### Aim of the exercise
Your answer should be a single number: the count of lines in the material below that hold "page".

---

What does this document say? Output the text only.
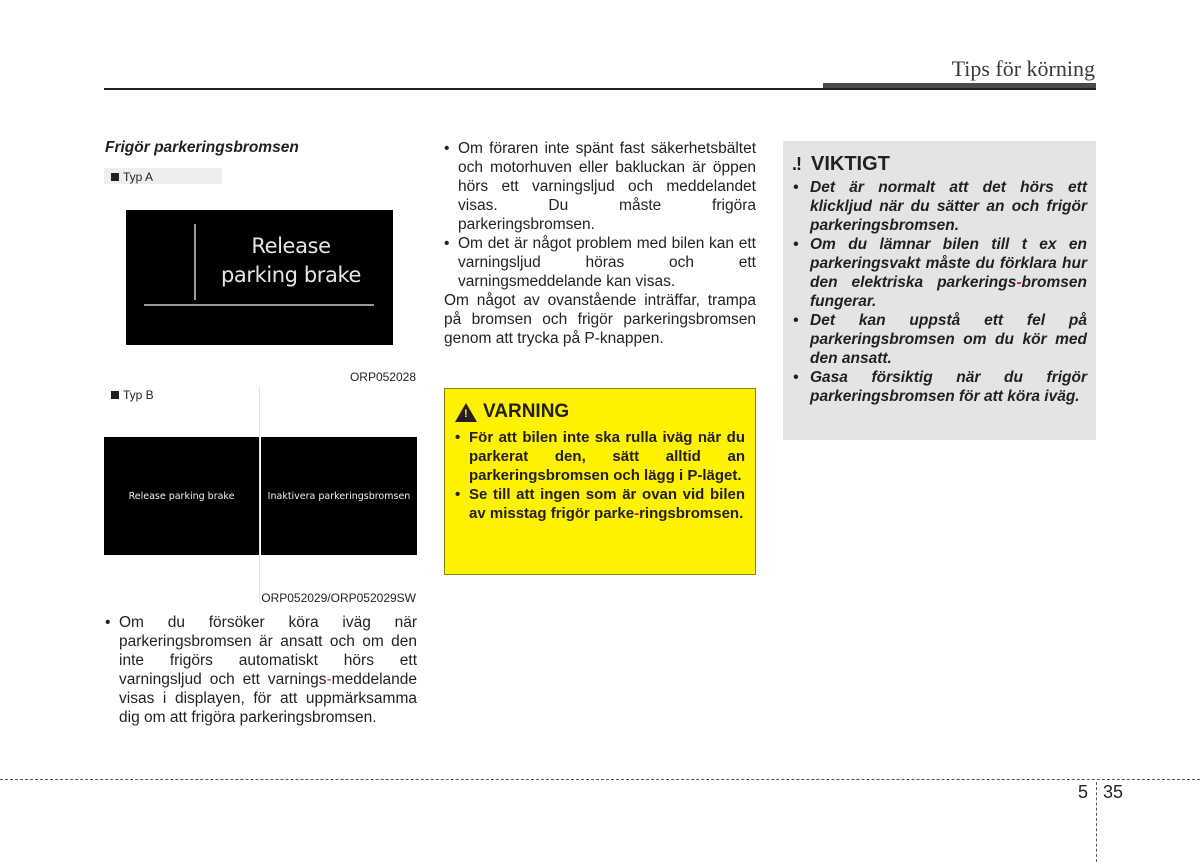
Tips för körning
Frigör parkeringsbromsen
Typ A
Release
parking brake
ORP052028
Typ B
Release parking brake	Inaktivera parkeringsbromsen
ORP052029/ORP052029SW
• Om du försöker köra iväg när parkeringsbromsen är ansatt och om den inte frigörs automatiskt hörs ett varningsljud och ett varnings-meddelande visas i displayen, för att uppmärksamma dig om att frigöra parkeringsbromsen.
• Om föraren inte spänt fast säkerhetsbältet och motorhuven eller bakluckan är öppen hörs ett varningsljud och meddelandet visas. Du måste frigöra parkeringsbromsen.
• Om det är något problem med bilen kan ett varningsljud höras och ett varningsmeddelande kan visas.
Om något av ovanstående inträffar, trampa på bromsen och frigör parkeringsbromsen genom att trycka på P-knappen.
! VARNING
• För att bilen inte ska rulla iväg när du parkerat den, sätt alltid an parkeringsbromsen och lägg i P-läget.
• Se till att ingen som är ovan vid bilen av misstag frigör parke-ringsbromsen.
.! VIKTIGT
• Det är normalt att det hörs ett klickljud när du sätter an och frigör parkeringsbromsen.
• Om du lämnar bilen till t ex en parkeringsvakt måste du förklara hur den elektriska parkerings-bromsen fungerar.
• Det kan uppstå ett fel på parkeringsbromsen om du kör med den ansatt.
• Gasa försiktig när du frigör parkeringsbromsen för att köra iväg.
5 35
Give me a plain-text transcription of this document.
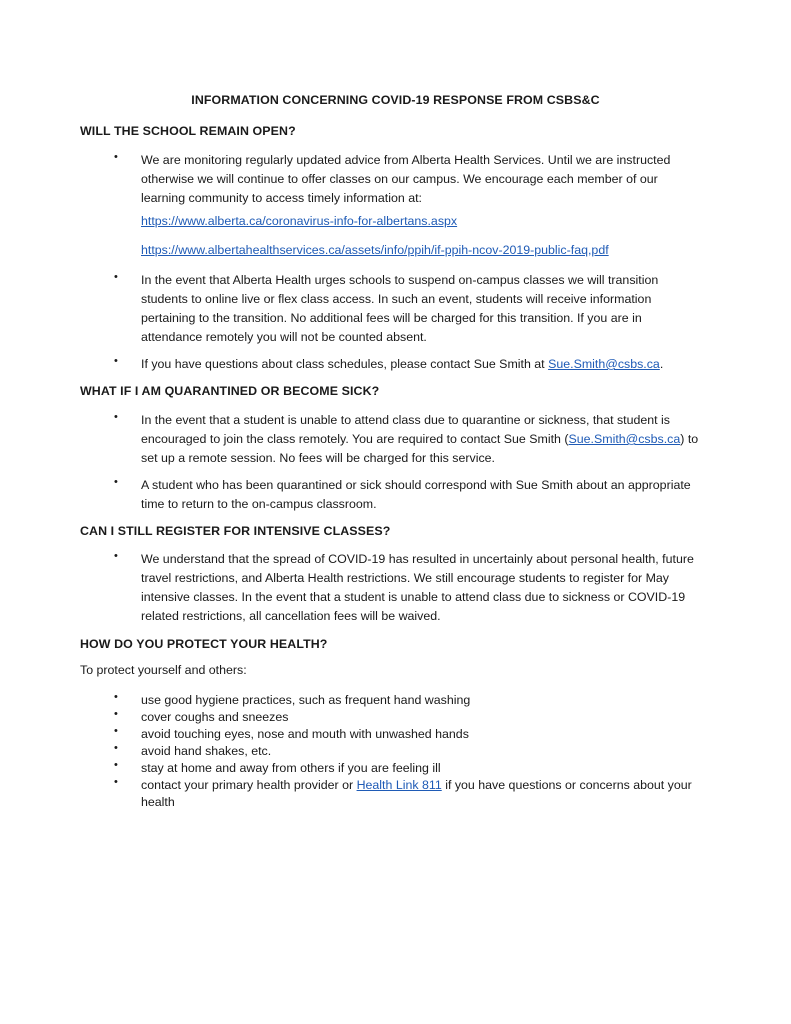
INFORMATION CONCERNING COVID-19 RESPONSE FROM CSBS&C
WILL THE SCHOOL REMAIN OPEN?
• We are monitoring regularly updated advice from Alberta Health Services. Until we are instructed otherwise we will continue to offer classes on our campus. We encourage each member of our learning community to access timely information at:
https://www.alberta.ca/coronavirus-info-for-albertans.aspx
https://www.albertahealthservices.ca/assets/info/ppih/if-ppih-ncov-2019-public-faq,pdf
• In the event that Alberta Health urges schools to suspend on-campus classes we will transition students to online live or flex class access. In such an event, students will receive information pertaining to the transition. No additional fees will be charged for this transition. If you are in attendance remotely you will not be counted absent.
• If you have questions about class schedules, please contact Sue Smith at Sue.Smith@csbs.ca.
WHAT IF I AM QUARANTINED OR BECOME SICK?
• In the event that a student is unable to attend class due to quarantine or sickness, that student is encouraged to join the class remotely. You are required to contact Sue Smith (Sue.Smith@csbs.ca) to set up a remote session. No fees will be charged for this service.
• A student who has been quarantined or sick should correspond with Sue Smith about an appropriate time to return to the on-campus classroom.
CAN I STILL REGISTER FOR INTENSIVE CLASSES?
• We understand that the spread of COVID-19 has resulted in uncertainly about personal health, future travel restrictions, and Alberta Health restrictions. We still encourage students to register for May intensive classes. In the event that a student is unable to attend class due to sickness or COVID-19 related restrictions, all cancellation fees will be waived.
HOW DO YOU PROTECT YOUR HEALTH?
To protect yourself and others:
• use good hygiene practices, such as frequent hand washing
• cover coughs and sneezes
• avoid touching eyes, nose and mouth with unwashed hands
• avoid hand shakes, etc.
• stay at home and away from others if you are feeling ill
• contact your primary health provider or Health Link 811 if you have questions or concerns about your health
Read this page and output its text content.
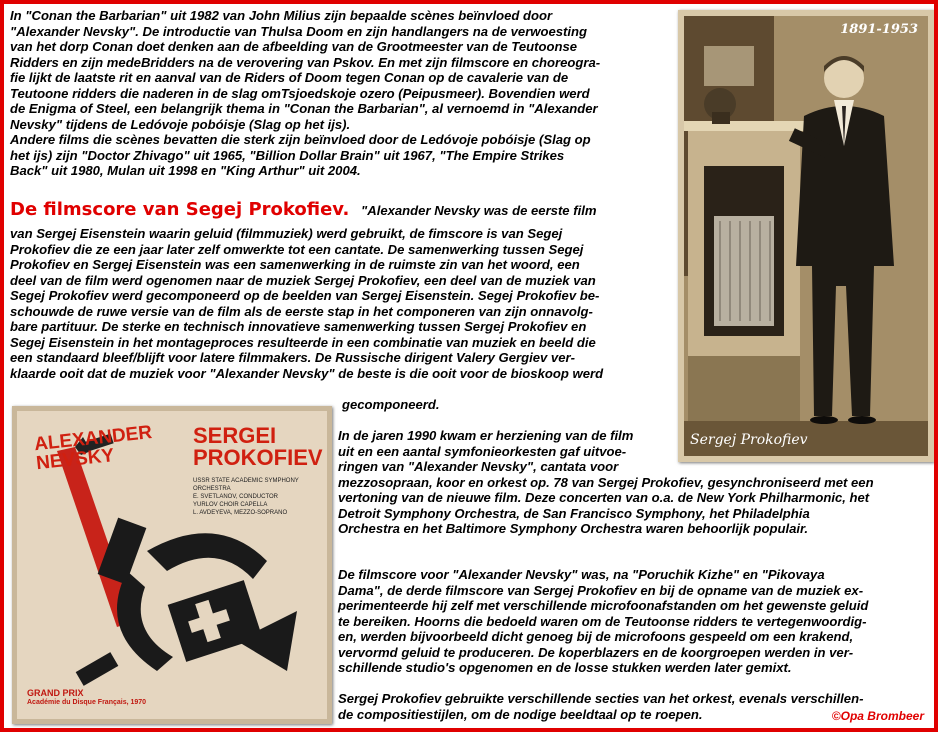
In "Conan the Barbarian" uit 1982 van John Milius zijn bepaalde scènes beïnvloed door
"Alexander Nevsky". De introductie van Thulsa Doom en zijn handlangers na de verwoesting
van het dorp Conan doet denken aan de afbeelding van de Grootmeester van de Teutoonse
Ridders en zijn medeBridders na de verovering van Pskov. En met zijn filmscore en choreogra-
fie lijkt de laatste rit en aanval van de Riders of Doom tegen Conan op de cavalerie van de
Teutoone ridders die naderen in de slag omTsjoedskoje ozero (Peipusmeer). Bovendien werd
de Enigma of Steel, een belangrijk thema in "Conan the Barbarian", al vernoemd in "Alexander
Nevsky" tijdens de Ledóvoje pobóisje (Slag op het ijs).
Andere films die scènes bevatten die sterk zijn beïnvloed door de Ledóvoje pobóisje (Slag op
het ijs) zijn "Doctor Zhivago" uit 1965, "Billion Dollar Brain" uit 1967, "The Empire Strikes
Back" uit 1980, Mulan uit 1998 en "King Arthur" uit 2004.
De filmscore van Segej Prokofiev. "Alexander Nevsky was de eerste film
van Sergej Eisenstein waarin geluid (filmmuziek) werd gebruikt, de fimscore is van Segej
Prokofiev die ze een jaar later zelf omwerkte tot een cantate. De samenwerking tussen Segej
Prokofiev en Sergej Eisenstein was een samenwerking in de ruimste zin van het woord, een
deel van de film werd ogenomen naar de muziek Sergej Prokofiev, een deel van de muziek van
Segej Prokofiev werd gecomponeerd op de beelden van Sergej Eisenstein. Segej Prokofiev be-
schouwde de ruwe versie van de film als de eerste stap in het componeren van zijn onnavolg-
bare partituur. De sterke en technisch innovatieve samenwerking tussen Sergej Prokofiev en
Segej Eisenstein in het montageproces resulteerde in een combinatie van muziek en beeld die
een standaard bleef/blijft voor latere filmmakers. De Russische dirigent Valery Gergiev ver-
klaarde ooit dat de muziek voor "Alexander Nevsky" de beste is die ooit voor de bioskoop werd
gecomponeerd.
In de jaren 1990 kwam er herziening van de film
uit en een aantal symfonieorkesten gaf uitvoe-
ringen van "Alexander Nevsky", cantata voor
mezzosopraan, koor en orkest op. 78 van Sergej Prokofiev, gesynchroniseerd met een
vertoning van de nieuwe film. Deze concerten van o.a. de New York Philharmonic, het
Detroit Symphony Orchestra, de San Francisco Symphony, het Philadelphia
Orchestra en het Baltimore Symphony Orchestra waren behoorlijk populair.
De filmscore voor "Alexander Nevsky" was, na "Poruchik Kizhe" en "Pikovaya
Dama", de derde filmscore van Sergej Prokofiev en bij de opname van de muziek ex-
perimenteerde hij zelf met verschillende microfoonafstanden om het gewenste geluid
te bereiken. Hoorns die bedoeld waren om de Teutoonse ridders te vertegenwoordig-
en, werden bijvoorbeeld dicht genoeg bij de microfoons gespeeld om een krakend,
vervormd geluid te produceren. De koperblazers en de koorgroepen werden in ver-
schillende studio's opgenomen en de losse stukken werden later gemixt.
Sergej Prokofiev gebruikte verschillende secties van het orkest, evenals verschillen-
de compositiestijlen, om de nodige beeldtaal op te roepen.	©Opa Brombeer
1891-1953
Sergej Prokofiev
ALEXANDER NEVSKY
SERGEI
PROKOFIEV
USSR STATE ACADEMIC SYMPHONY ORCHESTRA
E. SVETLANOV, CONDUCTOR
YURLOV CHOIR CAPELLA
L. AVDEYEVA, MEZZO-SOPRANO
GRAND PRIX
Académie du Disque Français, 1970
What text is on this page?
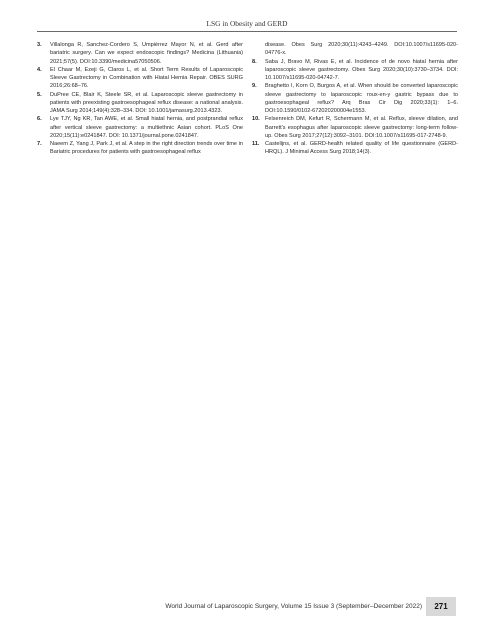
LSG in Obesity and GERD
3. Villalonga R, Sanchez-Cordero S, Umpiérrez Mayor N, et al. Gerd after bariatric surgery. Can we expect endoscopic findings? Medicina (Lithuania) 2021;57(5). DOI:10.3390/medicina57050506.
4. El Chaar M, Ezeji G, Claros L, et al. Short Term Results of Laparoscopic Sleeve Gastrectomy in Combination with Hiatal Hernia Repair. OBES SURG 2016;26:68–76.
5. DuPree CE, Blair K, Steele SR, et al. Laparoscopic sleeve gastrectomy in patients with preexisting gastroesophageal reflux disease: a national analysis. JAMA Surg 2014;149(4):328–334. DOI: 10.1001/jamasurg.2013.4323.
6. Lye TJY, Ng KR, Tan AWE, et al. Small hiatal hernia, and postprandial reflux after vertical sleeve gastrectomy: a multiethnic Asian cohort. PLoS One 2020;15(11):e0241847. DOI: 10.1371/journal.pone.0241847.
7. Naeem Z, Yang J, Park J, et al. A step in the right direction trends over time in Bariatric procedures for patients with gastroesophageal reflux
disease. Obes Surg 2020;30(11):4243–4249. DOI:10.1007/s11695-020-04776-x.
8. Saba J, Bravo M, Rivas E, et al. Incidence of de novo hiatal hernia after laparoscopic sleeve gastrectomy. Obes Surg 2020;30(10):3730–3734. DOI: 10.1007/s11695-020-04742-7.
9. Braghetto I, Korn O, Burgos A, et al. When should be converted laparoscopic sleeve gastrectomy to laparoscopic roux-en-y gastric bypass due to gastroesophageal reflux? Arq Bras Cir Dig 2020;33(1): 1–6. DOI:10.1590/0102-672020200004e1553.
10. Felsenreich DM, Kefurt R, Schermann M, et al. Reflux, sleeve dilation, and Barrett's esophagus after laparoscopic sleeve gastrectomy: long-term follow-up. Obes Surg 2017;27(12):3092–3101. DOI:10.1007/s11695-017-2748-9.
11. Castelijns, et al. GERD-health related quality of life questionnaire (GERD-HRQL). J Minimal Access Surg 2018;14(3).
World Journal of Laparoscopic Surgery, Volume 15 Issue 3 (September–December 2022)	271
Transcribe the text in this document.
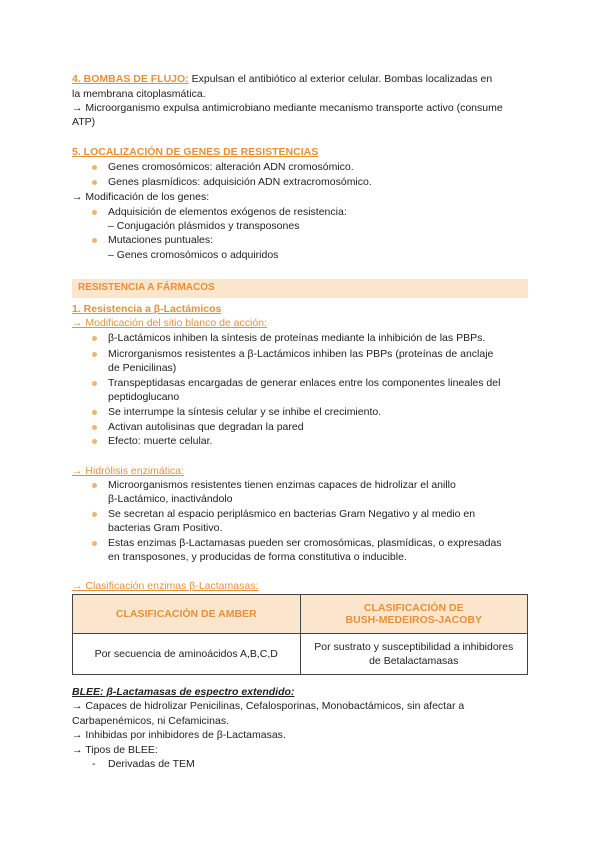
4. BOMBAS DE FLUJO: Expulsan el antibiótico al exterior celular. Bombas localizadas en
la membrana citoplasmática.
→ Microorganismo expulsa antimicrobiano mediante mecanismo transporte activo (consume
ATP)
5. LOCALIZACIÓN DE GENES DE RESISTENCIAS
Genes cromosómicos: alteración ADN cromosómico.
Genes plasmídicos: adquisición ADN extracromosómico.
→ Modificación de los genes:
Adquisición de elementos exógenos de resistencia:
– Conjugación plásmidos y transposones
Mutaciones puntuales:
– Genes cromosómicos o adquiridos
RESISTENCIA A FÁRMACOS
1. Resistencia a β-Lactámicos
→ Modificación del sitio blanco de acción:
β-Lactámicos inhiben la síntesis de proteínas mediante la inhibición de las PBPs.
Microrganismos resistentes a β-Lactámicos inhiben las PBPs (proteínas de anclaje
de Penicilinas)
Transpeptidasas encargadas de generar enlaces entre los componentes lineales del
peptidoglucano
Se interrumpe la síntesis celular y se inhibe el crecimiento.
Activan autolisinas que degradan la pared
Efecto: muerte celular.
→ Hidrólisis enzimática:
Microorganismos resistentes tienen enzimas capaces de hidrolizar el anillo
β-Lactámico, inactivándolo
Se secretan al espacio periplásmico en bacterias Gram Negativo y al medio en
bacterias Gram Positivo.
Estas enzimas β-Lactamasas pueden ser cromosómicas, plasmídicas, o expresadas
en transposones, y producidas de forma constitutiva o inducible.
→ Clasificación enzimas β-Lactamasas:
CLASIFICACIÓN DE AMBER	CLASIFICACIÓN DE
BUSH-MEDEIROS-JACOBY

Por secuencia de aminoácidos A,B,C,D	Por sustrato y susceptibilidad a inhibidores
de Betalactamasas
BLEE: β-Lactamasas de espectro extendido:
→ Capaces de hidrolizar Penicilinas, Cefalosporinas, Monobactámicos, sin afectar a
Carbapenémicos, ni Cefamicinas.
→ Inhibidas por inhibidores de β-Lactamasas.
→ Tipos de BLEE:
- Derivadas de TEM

---

### Result
2